Show all lines of the listing that hold the word "Summer".

** Start Input rows **

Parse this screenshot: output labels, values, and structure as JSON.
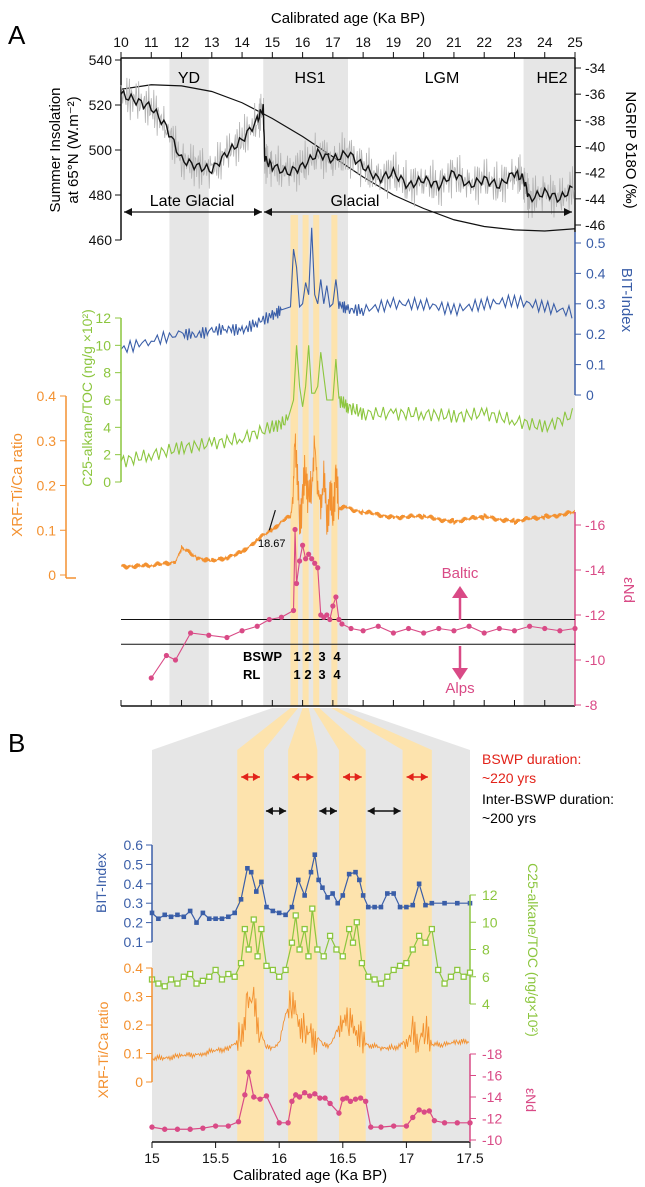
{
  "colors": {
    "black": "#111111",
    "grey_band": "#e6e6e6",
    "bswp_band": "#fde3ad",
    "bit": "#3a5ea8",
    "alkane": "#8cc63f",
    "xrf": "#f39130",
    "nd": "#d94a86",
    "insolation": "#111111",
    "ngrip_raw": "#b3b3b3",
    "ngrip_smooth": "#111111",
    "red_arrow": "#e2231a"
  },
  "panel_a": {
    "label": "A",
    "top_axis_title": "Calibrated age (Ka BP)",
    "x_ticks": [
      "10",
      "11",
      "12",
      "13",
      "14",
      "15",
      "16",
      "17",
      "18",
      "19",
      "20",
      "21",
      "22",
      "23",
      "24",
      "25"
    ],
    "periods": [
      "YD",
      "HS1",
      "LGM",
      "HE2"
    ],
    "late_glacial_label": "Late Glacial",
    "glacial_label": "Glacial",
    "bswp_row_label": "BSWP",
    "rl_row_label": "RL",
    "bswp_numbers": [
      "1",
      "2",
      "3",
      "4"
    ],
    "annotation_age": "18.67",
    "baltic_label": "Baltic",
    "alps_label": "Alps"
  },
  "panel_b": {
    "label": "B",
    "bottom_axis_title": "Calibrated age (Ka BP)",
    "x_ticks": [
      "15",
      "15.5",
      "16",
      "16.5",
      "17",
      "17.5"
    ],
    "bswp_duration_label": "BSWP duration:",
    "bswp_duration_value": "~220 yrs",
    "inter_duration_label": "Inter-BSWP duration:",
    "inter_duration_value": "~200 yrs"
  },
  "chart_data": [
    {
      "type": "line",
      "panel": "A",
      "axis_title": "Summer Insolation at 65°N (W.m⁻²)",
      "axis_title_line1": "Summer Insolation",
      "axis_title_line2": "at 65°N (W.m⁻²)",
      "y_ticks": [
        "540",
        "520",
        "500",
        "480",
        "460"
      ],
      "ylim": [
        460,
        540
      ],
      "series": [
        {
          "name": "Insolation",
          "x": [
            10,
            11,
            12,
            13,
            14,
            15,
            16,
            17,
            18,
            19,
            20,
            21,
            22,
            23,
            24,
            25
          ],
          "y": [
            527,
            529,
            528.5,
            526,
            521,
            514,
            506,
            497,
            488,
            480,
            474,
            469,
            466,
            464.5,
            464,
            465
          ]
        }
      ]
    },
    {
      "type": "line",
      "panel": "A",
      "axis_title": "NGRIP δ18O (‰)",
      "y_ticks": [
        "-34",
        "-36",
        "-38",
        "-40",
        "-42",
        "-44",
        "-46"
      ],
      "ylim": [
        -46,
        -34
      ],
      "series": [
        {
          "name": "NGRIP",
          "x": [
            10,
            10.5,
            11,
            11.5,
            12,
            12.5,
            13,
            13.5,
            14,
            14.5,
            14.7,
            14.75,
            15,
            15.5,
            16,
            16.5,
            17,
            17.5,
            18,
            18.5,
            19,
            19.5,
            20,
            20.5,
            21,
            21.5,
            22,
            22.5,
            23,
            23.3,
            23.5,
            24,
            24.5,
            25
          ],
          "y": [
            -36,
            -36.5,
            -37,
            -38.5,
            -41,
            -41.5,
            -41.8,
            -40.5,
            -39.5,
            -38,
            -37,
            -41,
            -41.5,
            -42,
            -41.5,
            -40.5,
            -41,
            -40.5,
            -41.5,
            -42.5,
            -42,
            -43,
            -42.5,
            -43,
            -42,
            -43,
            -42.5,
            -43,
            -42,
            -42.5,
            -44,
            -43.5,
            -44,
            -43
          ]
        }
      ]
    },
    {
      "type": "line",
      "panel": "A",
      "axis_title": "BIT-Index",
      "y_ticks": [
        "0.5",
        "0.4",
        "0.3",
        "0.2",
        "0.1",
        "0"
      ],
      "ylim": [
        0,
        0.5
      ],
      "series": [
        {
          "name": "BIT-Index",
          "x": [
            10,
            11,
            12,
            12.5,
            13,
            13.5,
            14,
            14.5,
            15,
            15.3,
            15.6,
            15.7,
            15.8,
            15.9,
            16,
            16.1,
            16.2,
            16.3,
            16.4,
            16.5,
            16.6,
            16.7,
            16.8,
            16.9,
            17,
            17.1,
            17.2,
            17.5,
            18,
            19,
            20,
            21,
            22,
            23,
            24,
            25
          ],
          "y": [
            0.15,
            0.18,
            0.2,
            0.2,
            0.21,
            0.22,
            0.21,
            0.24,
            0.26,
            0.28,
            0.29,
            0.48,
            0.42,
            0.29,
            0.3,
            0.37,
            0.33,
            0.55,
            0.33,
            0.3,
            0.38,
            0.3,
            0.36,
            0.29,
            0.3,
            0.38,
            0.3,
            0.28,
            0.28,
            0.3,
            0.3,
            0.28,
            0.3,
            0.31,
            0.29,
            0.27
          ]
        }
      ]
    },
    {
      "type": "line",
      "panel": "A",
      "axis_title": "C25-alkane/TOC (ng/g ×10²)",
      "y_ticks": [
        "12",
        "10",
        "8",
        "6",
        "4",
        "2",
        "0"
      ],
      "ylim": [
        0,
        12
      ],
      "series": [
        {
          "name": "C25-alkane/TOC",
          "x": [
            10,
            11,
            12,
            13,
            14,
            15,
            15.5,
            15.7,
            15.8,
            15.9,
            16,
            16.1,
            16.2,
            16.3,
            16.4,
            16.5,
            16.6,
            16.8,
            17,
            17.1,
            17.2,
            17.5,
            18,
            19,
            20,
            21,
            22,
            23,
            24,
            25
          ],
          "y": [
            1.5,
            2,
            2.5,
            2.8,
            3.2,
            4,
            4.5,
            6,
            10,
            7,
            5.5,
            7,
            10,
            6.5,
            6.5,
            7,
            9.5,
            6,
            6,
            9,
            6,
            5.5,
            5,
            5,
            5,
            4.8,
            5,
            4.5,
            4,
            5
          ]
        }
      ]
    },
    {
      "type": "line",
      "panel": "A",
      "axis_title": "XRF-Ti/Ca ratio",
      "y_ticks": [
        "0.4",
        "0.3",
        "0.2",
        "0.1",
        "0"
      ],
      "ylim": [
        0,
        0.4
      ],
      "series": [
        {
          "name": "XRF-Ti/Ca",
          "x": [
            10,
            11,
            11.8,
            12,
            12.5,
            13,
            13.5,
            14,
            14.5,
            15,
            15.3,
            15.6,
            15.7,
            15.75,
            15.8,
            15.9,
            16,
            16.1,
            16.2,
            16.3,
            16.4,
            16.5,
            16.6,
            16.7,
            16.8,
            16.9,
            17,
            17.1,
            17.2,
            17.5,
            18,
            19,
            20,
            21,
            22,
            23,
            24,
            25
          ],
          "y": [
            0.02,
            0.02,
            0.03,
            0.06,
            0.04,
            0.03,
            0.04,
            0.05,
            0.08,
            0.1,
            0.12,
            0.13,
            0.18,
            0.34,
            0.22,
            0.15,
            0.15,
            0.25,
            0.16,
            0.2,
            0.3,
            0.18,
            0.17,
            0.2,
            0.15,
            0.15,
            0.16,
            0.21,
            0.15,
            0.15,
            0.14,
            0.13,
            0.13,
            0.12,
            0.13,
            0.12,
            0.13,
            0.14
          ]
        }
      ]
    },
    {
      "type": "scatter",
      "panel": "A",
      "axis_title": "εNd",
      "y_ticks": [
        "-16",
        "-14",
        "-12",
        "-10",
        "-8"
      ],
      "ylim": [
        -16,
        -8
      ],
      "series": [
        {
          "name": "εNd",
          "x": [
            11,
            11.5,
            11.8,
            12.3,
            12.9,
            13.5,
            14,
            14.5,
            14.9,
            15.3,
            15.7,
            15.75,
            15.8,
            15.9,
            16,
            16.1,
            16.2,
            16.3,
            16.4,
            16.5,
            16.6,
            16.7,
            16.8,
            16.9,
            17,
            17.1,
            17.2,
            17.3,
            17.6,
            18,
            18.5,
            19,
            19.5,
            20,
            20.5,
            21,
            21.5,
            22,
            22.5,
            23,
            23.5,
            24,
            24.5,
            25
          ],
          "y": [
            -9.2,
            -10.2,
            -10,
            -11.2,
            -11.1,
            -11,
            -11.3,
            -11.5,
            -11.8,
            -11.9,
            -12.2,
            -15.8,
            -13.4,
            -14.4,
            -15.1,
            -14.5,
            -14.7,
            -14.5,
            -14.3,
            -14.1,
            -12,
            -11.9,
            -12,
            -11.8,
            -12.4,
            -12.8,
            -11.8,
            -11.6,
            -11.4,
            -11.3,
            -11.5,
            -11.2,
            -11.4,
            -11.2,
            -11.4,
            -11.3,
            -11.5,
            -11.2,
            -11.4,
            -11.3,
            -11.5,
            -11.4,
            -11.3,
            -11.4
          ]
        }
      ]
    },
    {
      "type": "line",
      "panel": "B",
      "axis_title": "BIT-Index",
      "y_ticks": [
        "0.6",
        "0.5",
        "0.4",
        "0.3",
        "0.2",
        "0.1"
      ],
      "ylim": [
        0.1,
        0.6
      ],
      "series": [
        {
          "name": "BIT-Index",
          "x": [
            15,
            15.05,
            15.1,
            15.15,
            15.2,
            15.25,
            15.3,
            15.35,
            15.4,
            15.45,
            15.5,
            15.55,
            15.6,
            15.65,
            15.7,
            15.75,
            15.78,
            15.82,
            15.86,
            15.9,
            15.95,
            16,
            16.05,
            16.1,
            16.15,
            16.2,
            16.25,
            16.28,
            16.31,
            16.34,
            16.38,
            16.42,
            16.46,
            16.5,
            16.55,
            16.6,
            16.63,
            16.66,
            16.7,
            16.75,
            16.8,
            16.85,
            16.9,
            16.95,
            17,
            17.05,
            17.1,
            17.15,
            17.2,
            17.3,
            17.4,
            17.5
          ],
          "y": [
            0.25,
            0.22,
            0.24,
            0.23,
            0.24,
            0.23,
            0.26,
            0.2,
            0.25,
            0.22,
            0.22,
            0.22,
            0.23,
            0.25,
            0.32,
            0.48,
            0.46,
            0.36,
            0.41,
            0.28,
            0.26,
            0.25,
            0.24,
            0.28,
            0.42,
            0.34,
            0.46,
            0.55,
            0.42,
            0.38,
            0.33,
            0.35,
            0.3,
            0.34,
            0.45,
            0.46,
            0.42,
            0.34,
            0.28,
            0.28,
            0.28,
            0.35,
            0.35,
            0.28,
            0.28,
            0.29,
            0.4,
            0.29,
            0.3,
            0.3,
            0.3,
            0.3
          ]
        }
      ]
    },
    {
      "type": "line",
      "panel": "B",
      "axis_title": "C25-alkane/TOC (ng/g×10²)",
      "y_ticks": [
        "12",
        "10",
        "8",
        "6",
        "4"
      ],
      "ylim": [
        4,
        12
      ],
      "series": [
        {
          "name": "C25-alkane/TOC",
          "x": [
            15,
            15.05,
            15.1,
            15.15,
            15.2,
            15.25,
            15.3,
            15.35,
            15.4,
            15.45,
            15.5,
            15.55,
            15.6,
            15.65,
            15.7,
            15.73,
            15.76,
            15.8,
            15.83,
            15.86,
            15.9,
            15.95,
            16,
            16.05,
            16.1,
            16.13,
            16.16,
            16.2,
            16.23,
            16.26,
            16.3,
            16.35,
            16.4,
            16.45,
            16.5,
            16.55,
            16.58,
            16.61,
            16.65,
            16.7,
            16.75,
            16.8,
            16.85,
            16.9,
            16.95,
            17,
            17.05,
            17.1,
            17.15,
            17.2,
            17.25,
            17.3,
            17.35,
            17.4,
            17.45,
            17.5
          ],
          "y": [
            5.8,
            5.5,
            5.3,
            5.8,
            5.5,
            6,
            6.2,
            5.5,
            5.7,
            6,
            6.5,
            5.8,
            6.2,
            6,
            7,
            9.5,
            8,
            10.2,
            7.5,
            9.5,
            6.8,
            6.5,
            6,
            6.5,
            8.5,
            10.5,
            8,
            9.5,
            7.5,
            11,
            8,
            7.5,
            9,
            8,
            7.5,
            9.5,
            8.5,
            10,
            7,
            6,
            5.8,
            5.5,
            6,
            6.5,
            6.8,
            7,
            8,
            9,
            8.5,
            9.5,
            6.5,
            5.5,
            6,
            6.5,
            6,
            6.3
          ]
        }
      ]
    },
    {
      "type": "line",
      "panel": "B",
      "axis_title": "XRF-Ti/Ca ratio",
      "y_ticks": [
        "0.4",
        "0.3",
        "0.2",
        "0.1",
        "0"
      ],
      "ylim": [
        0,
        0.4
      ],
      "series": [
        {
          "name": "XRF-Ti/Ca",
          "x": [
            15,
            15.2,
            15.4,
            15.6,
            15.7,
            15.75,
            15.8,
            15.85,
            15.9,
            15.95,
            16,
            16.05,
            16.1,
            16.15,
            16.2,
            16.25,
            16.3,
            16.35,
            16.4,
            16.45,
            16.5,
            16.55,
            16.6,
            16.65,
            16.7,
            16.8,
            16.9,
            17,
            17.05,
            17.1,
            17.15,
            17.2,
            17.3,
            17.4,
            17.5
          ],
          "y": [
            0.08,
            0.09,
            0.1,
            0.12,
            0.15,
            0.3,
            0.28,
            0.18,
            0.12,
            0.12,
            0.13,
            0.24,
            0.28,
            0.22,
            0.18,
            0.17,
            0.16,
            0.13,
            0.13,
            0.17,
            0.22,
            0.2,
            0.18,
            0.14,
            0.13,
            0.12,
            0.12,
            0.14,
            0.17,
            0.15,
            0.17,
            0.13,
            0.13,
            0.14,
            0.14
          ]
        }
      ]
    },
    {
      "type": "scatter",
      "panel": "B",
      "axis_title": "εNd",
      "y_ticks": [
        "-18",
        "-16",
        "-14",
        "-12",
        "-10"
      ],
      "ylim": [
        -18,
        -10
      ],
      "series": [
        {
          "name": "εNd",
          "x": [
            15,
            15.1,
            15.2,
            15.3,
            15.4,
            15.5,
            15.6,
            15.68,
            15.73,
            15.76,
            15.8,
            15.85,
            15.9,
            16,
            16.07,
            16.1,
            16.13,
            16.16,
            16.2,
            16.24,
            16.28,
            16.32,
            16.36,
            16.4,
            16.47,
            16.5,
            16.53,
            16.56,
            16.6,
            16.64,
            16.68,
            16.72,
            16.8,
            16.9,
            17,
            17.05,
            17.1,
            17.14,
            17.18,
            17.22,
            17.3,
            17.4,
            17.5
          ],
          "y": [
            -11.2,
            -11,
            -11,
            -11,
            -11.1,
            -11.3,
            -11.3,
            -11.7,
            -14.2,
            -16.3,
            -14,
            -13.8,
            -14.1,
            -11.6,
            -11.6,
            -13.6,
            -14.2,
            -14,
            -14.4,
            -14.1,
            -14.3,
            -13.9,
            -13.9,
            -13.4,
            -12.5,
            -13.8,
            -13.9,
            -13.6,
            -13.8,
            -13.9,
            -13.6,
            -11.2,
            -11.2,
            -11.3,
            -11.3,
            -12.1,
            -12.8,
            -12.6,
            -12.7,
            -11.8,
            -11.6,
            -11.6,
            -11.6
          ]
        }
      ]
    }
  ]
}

** End Input rows **

:: Answer to the problem ::
      "axis_title": "Summer Insolation at 65°N (W.m⁻²)",
      "axis_title_line1": "Summer Insolation",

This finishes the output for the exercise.